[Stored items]
(begin)
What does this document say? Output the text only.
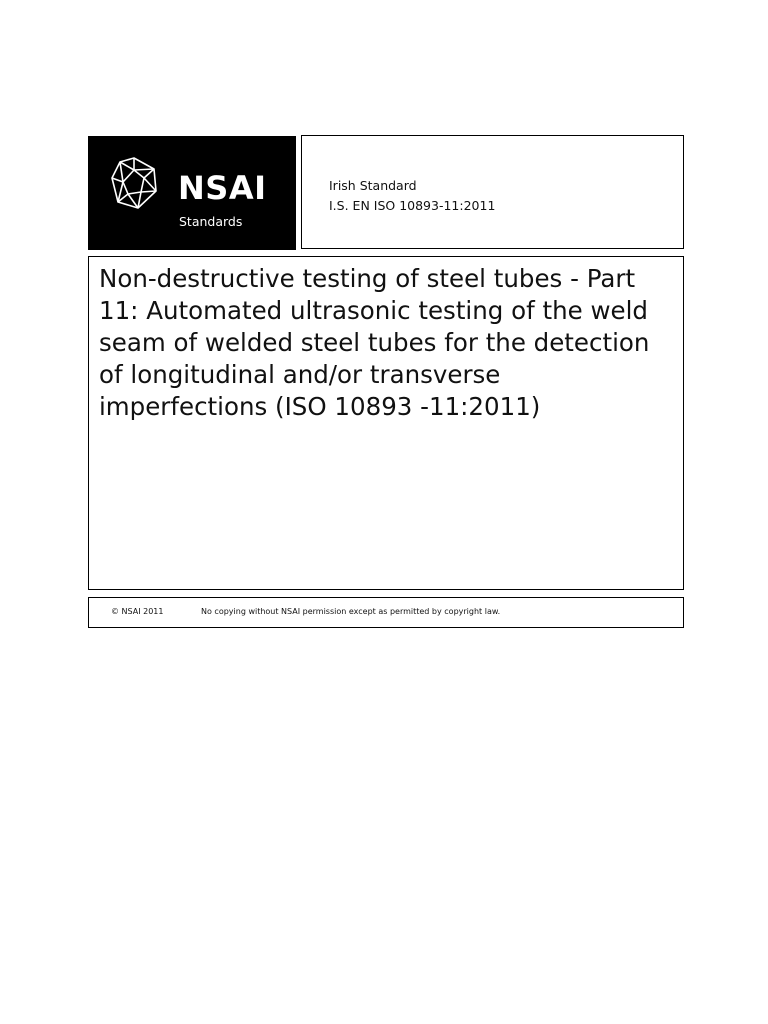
NSAI
Standards
Irish Standard
I.S. EN ISO 10893-11:2011
Non-destructive testing of steel tubes - Part 11: Automated ultrasonic testing of the weld seam of welded steel tubes for the detection of longitudinal and/or transverse imperfections (ISO 10893 -11:2011)
© NSAI 2011	No copying without NSAI permission except as permitted by copyright law.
(end)
**AIM**
Take the listing and print it again exactly, but without any pictures.

**FULL OUTPUT**
What does this document say? Output the text only.
NSAI
Standards
Irish Standard
I.S. EN ISO 10893-11:2011
Non-destructive testing of steel tubes - Part 11: Automated ultrasonic testing of the weld seam of welded steel tubes for the detection of longitudinal and/or transverse imperfections (ISO 10893 -11:2011)
© NSAI 2011	No copying without NSAI permission except as permitted by copyright law.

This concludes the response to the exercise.